[begin Supplied data]

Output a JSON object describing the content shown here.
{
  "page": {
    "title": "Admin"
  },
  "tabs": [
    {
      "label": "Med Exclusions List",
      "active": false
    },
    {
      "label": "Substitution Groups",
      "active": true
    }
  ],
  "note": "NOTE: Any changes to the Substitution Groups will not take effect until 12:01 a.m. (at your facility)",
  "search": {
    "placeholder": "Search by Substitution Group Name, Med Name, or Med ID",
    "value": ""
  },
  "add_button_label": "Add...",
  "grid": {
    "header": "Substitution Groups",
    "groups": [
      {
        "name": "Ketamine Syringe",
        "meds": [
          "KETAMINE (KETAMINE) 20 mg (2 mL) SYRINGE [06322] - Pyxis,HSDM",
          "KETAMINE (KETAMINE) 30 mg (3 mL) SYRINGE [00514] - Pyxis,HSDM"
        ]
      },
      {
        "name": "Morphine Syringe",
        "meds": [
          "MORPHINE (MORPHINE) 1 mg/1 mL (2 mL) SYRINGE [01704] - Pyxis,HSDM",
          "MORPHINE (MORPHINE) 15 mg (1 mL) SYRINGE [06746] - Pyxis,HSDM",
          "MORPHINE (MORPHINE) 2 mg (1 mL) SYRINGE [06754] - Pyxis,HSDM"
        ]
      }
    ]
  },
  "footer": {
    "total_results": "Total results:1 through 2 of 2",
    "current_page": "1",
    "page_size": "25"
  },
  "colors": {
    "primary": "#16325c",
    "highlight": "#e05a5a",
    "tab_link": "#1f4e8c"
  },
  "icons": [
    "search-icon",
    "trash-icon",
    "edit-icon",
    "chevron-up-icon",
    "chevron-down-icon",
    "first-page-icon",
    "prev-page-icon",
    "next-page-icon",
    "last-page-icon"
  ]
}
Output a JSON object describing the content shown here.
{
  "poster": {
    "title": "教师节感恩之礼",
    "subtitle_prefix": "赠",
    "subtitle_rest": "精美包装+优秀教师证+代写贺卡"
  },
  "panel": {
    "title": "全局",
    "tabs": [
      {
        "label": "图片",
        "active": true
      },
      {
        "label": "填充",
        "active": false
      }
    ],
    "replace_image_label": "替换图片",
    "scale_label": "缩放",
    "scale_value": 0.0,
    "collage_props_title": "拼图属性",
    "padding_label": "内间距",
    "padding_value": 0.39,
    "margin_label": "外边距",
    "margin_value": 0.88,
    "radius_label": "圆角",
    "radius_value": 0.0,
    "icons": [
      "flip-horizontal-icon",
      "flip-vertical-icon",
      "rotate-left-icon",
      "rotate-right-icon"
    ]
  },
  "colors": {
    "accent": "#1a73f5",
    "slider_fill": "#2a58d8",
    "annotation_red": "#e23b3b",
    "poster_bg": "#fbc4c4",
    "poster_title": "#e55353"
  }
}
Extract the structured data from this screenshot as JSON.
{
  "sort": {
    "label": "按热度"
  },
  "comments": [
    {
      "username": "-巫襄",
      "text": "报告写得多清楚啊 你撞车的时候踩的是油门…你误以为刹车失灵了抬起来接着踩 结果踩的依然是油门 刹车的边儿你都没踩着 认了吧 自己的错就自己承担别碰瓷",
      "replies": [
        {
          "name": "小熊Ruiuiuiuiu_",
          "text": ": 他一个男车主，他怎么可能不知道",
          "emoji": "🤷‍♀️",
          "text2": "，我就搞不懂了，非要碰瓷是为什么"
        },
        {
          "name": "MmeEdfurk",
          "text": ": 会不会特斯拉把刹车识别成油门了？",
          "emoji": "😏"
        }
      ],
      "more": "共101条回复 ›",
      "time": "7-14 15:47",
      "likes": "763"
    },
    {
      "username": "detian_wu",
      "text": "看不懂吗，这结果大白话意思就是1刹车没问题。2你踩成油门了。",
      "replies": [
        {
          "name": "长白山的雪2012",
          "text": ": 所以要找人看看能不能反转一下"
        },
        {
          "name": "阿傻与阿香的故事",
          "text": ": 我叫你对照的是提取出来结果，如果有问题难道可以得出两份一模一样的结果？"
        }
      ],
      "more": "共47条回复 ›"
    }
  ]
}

[end Supplied data]

### Aim:
Print the complete listing again, exactly as it stands.

### Solution to the problem:
Output a JSON object describing the content shown here.
{
  "page": {
    "title": "Admin"
  },
  "tabs": [
    {
      "label": "Med Exclusions List",
      "active": false
    },
    {
      "label": "Substitution Groups",
      "active": true
    }
  ],
  "note": "NOTE: Any changes to the Substitution Groups will not take effect until 12:01 a.m. (at your facility)",
  "search": {
    "placeholder": "Search by Substitution Group Name, Med Name, or Med ID",
    "value": ""
  },
  "add_button_label": "Add...",
  "grid": {
    "header": "Substitution Groups",
    "groups": [
      {
        "name": "Ketamine Syringe",
        "meds": [
          "KETAMINE (KETAMINE) 20 mg (2 mL) SYRINGE [06322] - Pyxis,HSDM",
          "KETAMINE (KETAMINE) 30 mg (3 mL) SYRINGE [00514] - Pyxis,HSDM"
        ]
      },
      {
        "name": "Morphine Syringe",
        "meds": [
          "MORPHINE (MORPHINE) 1 mg/1 mL (2 mL) SYRINGE [01704] - Pyxis,HSDM",
          "MORPHINE (MORPHINE) 15 mg (1 mL) SYRINGE [06746] - Pyxis,HSDM",
          "MORPHINE (MORPHINE) 2 mg (1 mL) SYRINGE [06754] - Pyxis,HSDM"
        ]
      }
    ]
  },
  "footer": {
    "total_results": "Total results:1 through 2 of 2",
    "current_page": "1",
    "page_size": "25"
  },
  "colors": {
    "primary": "#16325c",
    "highlight": "#e05a5a",
    "tab_link": "#1f4e8c"
  },
  "icons": [
    "search-icon",
    "trash-icon",
    "edit-icon",
    "chevron-up-icon",
    "chevron-down-icon",
    "first-page-icon",
    "prev-page-icon",
    "next-page-icon",
    "last-page-icon"
  ]
}
Output a JSON object describing the content shown here.
{
  "poster": {
    "title": "教师节感恩之礼",
    "subtitle_prefix": "赠",
    "subtitle_rest": "精美包装+优秀教师证+代写贺卡"
  },
  "panel": {
    "title": "全局",
    "tabs": [
      {
        "label": "图片",
        "active": true
      },
      {
        "label": "填充",
        "active": false
      }
    ],
    "replace_image_label": "替换图片",
    "scale_label": "缩放",
    "scale_value": 0.0,
    "collage_props_title": "拼图属性",
    "padding_label": "内间距",
    "padding_value": 0.39,
    "margin_label": "外边距",
    "margin_value": 0.88,
    "radius_label": "圆角",
    "radius_value": 0.0,
    "icons": [
      "flip-horizontal-icon",
      "flip-vertical-icon",
      "rotate-left-icon",
      "rotate-right-icon"
    ]
  },
  "colors": {
    "accent": "#1a73f5",
    "slider_fill": "#2a58d8",
    "annotation_red": "#e23b3b",
    "poster_bg": "#fbc4c4",
    "poster_title": "#e55353"
  }
}
Extract the structured data from this screenshot as JSON.
{
  "sort": {
    "label": "按热度"
  },
  "comments": [
    {
      "username": "-巫襄",
      "text": "报告写得多清楚啊 你撞车的时候踩的是油门…你误以为刹车失灵了抬起来接着踩 结果踩的依然是油门 刹车的边儿你都没踩着 认了吧 自己的错就自己承担别碰瓷",
      "replies": [
        {
          "name": "小熊Ruiuiuiuiu_",
          "text": ": 他一个男车主，他怎么可能不知道",
          "emoji": "🤷‍♀️",
          "text2": "，我就搞不懂了，非要碰瓷是为什么"
        },
        {
          "name": "MmeEdfurk",
          "text": ": 会不会特斯拉把刹车识别成油门了？",
          "emoji": "😏"
        }
      ],
      "more": "共101条回复 ›",
      "time": "7-14 15:47",
      "likes": "763"
    },
    {
      "username": "detian_wu",
      "text": "看不懂吗，这结果大白话意思就是1刹车没问题。2你踩成油门了。",
      "replies": [
        {
          "name": "长白山的雪2012",
          "text": ": 所以要找人看看能不能反转一下"
        },
        {
          "name": "阿傻与阿香的故事",
          "text": ": 我叫你对照的是提取出来结果，如果有问题难道可以得出两份一模一样的结果？"
        }
      ],
      "more": "共47条回复 ›"
    }
  ]
}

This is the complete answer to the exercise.